* _Stored records_:
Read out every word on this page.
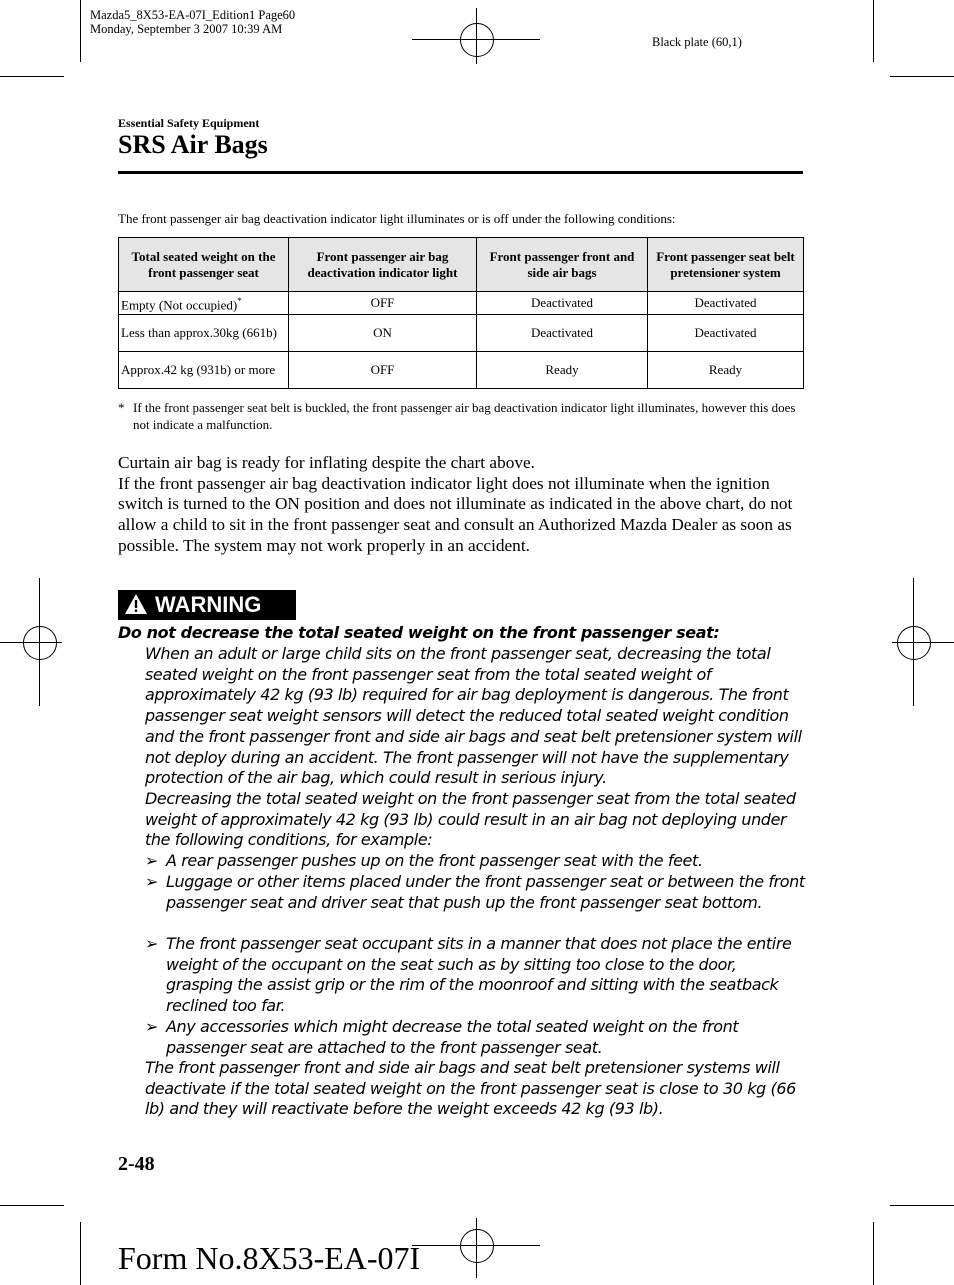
Mazda5_8X53-EA-07I_Edition1 Page60
Monday, September 3 2007 10:39 AM
Black plate (60,1)
Essential Safety Equipment
SRS Air Bags
The front passenger air bag deactivation indicator light illuminates or is off under the following conditions:
Total seated weight on the front passenger seat	Front passenger air bag deactivation indicator light	Front passenger front and side air bags	Front passenger seat belt pretensioner system
Empty (Not occupied)*	OFF	Deactivated	Deactivated
Less than approx.30kg (661b)	ON	Deactivated	Deactivated
Approx.42 kg (931b) or more	OFF	Ready	Ready
* If the front passenger seat belt is buckled, the front passenger air bag deactivation indicator light illuminates, however this does not indicate a malfunction.
Curtain air bag is ready for inflating despite the chart above.
If the front passenger air bag deactivation indicator light does not illuminate when the ignition switch is turned to the ON position and does not illuminate as indicated in the above chart, do not allow a child to sit in the front passenger seat and consult an Authorized Mazda Dealer as soon as possible. The system may not work properly in an accident.
WARNING
Do not decrease the total seated weight on the front passenger seat:
When an adult or large child sits on the front passenger seat, decreasing the total seated weight on the front passenger seat from the total seated weight of approximately 42 kg (93 lb) required for air bag deployment is dangerous. The front passenger seat weight sensors will detect the reduced total seated weight condition and the front passenger front and side air bags and seat belt pretensioner system will not deploy during an accident. The front passenger will not have the supplementary protection of the air bag, which could result in serious injury.
Decreasing the total seated weight on the front passenger seat from the total seated weight of approximately 42 kg (93 lb) could result in an air bag not deploying under the following conditions, for example:
➢ A rear passenger pushes up on the front passenger seat with the feet.
➢ Luggage or other items placed under the front passenger seat or between the front passenger seat and driver seat that push up the front passenger seat bottom.
➢ The front passenger seat occupant sits in a manner that does not place the entire weight of the occupant on the seat such as by sitting too close to the door, grasping the assist grip or the rim of the moonroof and sitting with the seatback reclined too far.
➢ Any accessories which might decrease the total seated weight on the front passenger seat are attached to the front passenger seat.
The front passenger front and side air bags and seat belt pretensioner systems will deactivate if the total seated weight on the front passenger seat is close to 30 kg (66 lb) and they will reactivate before the weight exceeds 42 kg (93 lb).
2-48
Form No.8X53-EA-07I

* _Given problem_: Look through the material above and pick out each line holding the word "following".

* _Written solution_:
The front passenger air bag deactivation indicator light illuminates or is off under the following conditions:
Decreasing the total seated weight on the front passenger seat from the total seated weight of approximately 42 kg (93 lb) could result in an air bag not deploying under the following conditions, for example:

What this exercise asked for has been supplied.